**Estratto:**
========

E’ quindi necessaria una strategia europea comune, condivisa e coordinata, quale guida di un sistema economico continentale che sia in grado di riequilibrare le conseguenze, oltre che dei danni provocati dalla pandemia, anche dell’entità degli aiuti che ogni stato membro ha ritenuto o è riuscito a mettere in campo. Diversamente il sistema economico risulterebbe inevitabilmente corrotto e compromesso.
Ma non avere una strategia comune e condivisa, tra l’altro, esporrebbe il sistema economico europeo all’inevitabile supremazia degli altri sistemi economici di pari grado: quello americano e quello asiatico, i quali anch’essi fanno parte di un immenso gruppo imprenditoriale, con infinite capacità di sviluppo, ma avvantaggiato dalla presenza di una strategia unitaria, coordinata ed organizzata.
E’ disarmante la prepotenza con cui concetti di chiara ispirazione micro economica, tra i quali ad esempio quello relativo all’organizzazione aziendale, ormai brocardo del nostro ordinamento civile e penale, trovino appiglio anche in sistemi economici di dimensioni continentali. Un sistema economico non organizzato e coordinato è dunque un sistema destinato ad auto annientarsi nel tempo, qualunque sia la sua dimensione.
Se non vogliamo arrivare a questo, nel silenzio della nostra controllante “Europa”, è bene che, senza timori, l’azione di sostegno al tessuto imprenditoriale nostrano si faccia autonomamente più concreta e, soprattutto, più liquida. Permangano pure le misure premiali, certo, ma che siano supportate da interventi diretti ed immediati, di reali iniezioni di liquidità, che consentano ai nostri imprenditori (purché meritevoli) di superare il momento e non disperdere quanto di buono sinora costruito.
Tutto ciò riguarda l’oggi, ma non è abbastanza. Il nostro sguardo dev’essere positivamente posato su un orizzonte più lontano e lucente. Dobbiamo dunque pensare anche a come ripartire quando gli eventi lo consentiranno. Farsi trovare impreparati per quel momento sarà altrettanto economicamente devastante.

========

**Dati forniti:**
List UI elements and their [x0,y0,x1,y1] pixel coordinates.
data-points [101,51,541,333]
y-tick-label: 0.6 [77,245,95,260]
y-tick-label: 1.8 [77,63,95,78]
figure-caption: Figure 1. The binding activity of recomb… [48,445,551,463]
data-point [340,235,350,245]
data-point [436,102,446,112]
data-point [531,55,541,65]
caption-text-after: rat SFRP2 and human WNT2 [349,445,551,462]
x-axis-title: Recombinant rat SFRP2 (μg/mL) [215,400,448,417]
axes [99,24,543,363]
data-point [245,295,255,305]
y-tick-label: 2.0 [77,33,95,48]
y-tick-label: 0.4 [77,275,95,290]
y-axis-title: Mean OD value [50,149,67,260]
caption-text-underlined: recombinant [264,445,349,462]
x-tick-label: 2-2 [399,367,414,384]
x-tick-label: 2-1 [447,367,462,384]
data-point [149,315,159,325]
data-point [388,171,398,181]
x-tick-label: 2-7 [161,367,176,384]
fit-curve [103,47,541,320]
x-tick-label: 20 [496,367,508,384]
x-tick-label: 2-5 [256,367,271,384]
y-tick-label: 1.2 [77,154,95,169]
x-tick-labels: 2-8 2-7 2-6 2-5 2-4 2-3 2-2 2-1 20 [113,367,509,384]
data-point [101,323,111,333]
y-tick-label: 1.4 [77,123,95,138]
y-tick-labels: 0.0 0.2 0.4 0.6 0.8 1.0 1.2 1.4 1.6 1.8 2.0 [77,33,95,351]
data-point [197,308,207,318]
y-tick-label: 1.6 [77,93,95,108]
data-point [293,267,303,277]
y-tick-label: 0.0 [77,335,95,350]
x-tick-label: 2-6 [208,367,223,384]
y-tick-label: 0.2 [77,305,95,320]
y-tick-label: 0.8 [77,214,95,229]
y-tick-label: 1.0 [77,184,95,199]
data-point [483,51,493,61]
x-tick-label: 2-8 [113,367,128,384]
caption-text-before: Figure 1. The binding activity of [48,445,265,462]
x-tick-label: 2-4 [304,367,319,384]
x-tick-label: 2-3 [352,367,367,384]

========

**Elenco attività:**
A: Secondo il brano sulla strategia economica europea, quali sistemi economici di pari grado sono avvantaggiati dalla presenza di una strategia unitaria?
B: Prosegua il brano sulla strategia economica europea a partire dal punto in cui si interrompe.

**Risultati delle attività:**
A: Il sistema economico americano e quello asiatico.

B:
Abbiamo bisogno, ora più che mai, di rivedere il nostro sistema economico interno, caratterizzato dall’acclarata capacità di disperdere valore, a cominciare – come detto al convegno di Confindustria Giovani Capri 2019 – dal nostro sistema fiscale, ad esempio, soprattutto in un momento di grave crisi d’impresa come quello attuale, consentendo alle imprese di far fronte all’onere erariale calcolato su ricavi maturati secondo il principio della cassa ed abbandonare, solo fiscalmente, l’annoso principio della competenza. Perché il primo requisito di una tassazione equa è sicuramente quello della tempestività: pagare le tasse solo nel momento in cui il ricavo è incassato. Questo darebbe conforto alle nostre imprese consentendo loro un ampio respiro, in un momento in cui anche la stessa aria sembra venire meno.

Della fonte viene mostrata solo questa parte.